Selected excerpt:
☆ ☆ ☆

Racist ideas and actions are not just those which belong to individuals, but can be part of the policies and practices of governments and institutions, the police force, the army and so on. This type of racism reflects the cultural ideas, assumptions and conveniences of the dominant group, so that the particular practices of that group are promoted as the norm to which those which other cultural practices, ideas and values should be required to conform. Thus type of racism systematically gives advantages to dominant groups and, on the other hand marginalises those who belong to other groups and puts them at a disadvantage. Henry, Houston and Mooney 13claimed that Australian health services are “institutionally racist” and that ‘ such racism stems from Australia being, or at least having become, an uncaring society.’ They were referring to the poor health service provision and funding available to some Aboriginal people, and how their life’s spans are considerably shorter than other Australians as a result. This is an unevenness of power, which could also be seen when a white led Australian government thought they knew best about the future of aboriginal children and removed many from their homes14 . Racist actions on the part of members of the dominant culture have the effect of marginalising those from minority groups, cutting them off from services perhaps or education. Think of South Africa during the apartheid years when some children had an elite education and others didn’t even have schools or proper clinics.

This is extended to attitudes towards modern day migrants, as when the Australian Government has a recent (undated) web page headed ‘If you come here by boat without a visa you won’t be settled in Australia.’15 The page is in English, but is available in a number of Asian languages , so is obviously aimed at certain people groups. This is institutional racism by another name.

This doesn’t just extend to migrants, but exists against Australia’s own people. Morrisey 16

mentions racism in sport, where members of minority groups have, in many sports,

only relatively recently begun to make an impact. Calma 17stated that:-

It is clear that the fear of racism in Australian sport is a major barrier to participation for

many individuals and groups in society, what isn’t so evident is what we are doing to address

the issue.

The report ‘What’s the score?’ 18 goes on to state that :-

While racist attitudes have remained strong in Australia over the last

10 years, there has been a considerable reduction in overt racist behaviour, due in part to

the development of strong social norms against openly expressing racist views.

This however it was felt, did not always extend to every area of sport, or Australian life in general.

☆ ☆ ☆

[Stored records]
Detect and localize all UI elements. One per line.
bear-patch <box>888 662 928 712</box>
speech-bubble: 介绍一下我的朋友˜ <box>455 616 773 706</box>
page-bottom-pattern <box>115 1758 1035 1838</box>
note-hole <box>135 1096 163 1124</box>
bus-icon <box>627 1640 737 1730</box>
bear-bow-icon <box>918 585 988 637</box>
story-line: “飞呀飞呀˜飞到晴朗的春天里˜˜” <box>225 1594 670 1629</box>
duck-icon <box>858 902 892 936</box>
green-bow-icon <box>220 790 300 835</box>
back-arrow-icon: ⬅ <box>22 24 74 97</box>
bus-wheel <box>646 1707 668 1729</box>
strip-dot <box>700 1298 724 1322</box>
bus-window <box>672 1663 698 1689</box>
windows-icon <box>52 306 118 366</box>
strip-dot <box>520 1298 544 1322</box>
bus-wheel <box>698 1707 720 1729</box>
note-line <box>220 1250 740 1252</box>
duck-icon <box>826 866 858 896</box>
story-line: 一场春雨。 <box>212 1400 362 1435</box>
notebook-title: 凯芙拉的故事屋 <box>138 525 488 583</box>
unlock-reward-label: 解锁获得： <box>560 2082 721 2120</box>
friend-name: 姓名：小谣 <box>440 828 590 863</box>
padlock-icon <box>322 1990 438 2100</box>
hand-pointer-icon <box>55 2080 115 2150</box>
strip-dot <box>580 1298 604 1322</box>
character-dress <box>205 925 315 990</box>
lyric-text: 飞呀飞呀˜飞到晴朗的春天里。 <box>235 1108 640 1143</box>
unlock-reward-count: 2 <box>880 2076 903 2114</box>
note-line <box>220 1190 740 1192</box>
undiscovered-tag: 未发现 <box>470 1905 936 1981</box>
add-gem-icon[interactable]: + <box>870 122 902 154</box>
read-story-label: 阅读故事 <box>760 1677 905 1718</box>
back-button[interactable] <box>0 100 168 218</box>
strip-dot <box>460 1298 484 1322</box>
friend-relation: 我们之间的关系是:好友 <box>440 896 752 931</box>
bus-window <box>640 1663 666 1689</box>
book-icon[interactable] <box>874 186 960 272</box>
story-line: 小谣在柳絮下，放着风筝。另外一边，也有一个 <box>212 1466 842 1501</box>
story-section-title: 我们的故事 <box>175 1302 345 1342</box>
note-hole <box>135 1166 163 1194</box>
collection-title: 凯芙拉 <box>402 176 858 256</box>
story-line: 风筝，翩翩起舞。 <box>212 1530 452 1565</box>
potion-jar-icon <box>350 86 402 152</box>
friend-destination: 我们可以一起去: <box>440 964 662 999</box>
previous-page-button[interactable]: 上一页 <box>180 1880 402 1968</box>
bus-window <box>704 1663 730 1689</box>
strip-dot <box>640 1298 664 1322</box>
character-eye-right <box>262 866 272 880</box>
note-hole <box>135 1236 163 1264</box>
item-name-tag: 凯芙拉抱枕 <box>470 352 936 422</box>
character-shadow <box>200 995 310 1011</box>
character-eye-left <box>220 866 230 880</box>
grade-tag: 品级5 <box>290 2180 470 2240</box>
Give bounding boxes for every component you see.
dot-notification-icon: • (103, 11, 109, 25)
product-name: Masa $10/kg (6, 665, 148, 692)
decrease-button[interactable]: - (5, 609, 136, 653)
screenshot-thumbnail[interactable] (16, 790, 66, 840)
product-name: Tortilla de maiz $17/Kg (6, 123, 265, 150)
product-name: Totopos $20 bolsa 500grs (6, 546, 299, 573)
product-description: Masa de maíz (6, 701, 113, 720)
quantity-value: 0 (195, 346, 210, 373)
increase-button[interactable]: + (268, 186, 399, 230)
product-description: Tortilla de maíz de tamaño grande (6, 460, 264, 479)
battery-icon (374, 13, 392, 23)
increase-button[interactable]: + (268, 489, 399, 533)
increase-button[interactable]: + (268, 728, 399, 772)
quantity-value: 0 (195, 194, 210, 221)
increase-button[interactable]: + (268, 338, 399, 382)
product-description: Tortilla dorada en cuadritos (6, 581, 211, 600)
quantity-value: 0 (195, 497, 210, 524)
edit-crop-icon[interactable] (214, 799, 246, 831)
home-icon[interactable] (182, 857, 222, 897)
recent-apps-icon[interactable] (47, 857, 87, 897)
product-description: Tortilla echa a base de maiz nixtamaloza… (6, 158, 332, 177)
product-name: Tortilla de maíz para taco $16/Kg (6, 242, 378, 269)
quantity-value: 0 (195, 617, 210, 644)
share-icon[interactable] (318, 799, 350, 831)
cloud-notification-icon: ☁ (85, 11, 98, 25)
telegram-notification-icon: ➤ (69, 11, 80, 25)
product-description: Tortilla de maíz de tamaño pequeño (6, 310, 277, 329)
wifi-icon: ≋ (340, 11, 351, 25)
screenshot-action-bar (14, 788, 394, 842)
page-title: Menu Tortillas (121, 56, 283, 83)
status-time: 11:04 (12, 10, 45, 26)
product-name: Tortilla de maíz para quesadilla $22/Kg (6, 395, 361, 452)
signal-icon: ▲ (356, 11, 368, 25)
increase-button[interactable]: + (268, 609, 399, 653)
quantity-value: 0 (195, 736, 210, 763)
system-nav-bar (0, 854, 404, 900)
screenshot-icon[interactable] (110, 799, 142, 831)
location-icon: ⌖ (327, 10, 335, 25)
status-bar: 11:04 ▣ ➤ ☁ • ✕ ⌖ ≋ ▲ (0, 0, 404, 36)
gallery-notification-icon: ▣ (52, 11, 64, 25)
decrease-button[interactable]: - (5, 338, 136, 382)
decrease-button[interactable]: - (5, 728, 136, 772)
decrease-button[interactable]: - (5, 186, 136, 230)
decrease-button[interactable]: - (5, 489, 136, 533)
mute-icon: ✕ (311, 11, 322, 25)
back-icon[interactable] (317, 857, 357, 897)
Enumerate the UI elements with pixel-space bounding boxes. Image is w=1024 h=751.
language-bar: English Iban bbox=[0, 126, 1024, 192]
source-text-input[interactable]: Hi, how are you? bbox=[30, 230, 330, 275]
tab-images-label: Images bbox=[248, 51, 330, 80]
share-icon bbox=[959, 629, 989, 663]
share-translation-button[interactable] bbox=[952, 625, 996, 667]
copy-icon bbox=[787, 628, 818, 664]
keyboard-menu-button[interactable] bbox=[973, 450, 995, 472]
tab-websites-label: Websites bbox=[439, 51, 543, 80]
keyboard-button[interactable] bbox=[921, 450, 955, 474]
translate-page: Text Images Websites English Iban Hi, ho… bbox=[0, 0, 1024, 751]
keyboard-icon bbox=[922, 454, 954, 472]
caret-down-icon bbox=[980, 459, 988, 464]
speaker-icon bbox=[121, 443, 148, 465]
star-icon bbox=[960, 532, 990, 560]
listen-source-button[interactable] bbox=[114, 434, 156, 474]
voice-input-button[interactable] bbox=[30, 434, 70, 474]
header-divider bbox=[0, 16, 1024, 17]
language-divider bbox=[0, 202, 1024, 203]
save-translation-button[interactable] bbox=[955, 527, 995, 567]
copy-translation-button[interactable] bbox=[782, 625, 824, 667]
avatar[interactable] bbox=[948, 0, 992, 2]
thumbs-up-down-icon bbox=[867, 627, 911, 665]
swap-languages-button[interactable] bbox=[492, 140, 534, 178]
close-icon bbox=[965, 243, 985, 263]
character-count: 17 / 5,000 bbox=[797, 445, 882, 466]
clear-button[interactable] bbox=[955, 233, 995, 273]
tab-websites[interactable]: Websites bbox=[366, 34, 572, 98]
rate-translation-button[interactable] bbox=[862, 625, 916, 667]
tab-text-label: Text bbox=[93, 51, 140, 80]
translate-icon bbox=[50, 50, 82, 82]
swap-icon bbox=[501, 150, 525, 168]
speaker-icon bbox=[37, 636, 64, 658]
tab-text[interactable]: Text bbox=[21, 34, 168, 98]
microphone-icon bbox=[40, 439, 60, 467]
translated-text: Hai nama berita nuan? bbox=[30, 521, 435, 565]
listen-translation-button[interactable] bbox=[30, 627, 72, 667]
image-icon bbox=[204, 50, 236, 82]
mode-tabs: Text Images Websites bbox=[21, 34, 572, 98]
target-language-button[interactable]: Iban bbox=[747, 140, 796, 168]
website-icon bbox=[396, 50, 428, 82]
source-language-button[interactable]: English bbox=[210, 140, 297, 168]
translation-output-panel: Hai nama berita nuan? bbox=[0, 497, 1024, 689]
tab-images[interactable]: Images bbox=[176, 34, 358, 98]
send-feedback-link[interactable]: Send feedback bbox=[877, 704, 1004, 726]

☆ ☆ ☆

Render this sentence from the passage on institutional racism in Spanish: "Racist actions on the part of members of the dominant culture have the effect of marginalising those from minority groups, cutting them off from services perhaps or education." The stored records were drawn from a separate source.

Las acciones racistas por parte de miembros de la cultura dominante tienen el efecto de marginar a quienes pertenecen a grupos minoritarios, apartándolos quizá de los servicios o de la educación.